_GOAL_
Write out each line that follows exactly as it stands, without the pictures.

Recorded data
^^^^^^^^^^^^^^^^

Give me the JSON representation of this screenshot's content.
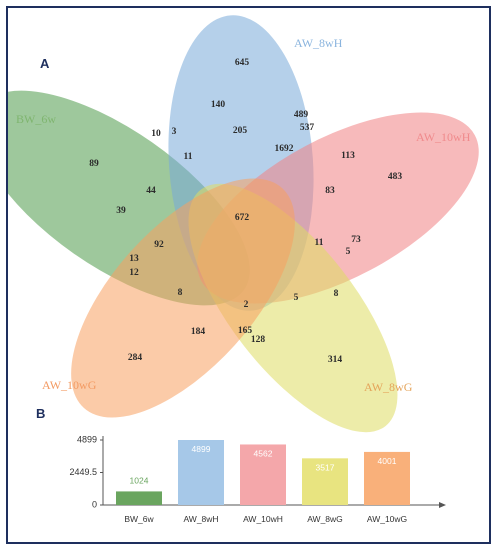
{
  "panel_a": {
    "letter": "A"
  },
  "panel_b": {
    "letter": "B"
  },
  "chart_data": [
    {
      "type": "venn",
      "sets": [
        {
          "name": "BW_6w",
          "color": "#4f9a4a",
          "label_color": "#7fb56f"
        },
        {
          "name": "AW_8wH",
          "color": "#78a9d8",
          "label_color": "#8ab4de"
        },
        {
          "name": "AW_10wH",
          "color": "#f08184",
          "label_color": "#f08a8c"
        },
        {
          "name": "AW_8wG",
          "color": "#dedd62",
          "label_color": "#e4a45a"
        },
        {
          "name": "AW_10wG",
          "color": "#f7a160",
          "label_color": "#f39a62"
        }
      ],
      "regions": [
        "645",
        "140",
        "489",
        "537",
        "205",
        "1692",
        "113",
        "483",
        "10",
        "3",
        "11",
        "89",
        "44",
        "39",
        "83",
        "672",
        "73",
        "11",
        "5",
        "92",
        "13",
        "12",
        "8",
        "8",
        "2",
        "5",
        "184",
        "165",
        "128",
        "284",
        "314"
      ]
    },
    {
      "type": "bar",
      "categories": [
        "BW_6w",
        "AW_8wH",
        "AW_10wH",
        "AW_8wG",
        "AW_10wG"
      ],
      "values": [
        1024,
        4899,
        4562,
        3517,
        4001
      ],
      "colors": [
        "#6aa55f",
        "#a6c8e8",
        "#f4a7aa",
        "#e8e480",
        "#f9b07a"
      ],
      "value_label_colors": [
        "#6aa55f",
        "#ffffff",
        "#ffffff",
        "#ffffff",
        "#ffffff"
      ],
      "yticks": [
        "4899",
        "2449.5",
        "0"
      ],
      "ylim": [
        0,
        4899
      ]
    }
  ]
}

^^^^^^^^^^^^^^^^

_ANSWER FOR THE TASK_
Give me the JSON representation of this screenshot's content.
{
  "panel_a": {
    "letter": "A"
  },
  "panel_b": {
    "letter": "B"
  },
  "chart_data": [
    {
      "type": "venn",
      "sets": [
        {
          "name": "BW_6w",
          "color": "#4f9a4a",
          "label_color": "#7fb56f"
        },
        {
          "name": "AW_8wH",
          "color": "#78a9d8",
          "label_color": "#8ab4de"
        },
        {
          "name": "AW_10wH",
          "color": "#f08184",
          "label_color": "#f08a8c"
        },
        {
          "name": "AW_8wG",
          "color": "#dedd62",
          "label_color": "#e4a45a"
        },
        {
          "name": "AW_10wG",
          "color": "#f7a160",
          "label_color": "#f39a62"
        }
      ],
      "regions": [
        "645",
        "140",
        "489",
        "537",
        "205",
        "1692",
        "113",
        "483",
        "10",
        "3",
        "11",
        "89",
        "44",
        "39",
        "83",
        "672",
        "73",
        "11",
        "5",
        "92",
        "13",
        "12",
        "8",
        "8",
        "2",
        "5",
        "184",
        "165",
        "128",
        "284",
        "314"
      ]
    },
    {
      "type": "bar",
      "categories": [
        "BW_6w",
        "AW_8wH",
        "AW_10wH",
        "AW_8wG",
        "AW_10wG"
      ],
      "values": [
        1024,
        4899,
        4562,
        3517,
        4001
      ],
      "colors": [
        "#6aa55f",
        "#a6c8e8",
        "#f4a7aa",
        "#e8e480",
        "#f9b07a"
      ],
      "value_label_colors": [
        "#6aa55f",
        "#ffffff",
        "#ffffff",
        "#ffffff",
        "#ffffff"
      ],
      "yticks": [
        "4899",
        "2449.5",
        "0"
      ],
      "ylim": [
        0,
        4899
      ]
    }
  ]
}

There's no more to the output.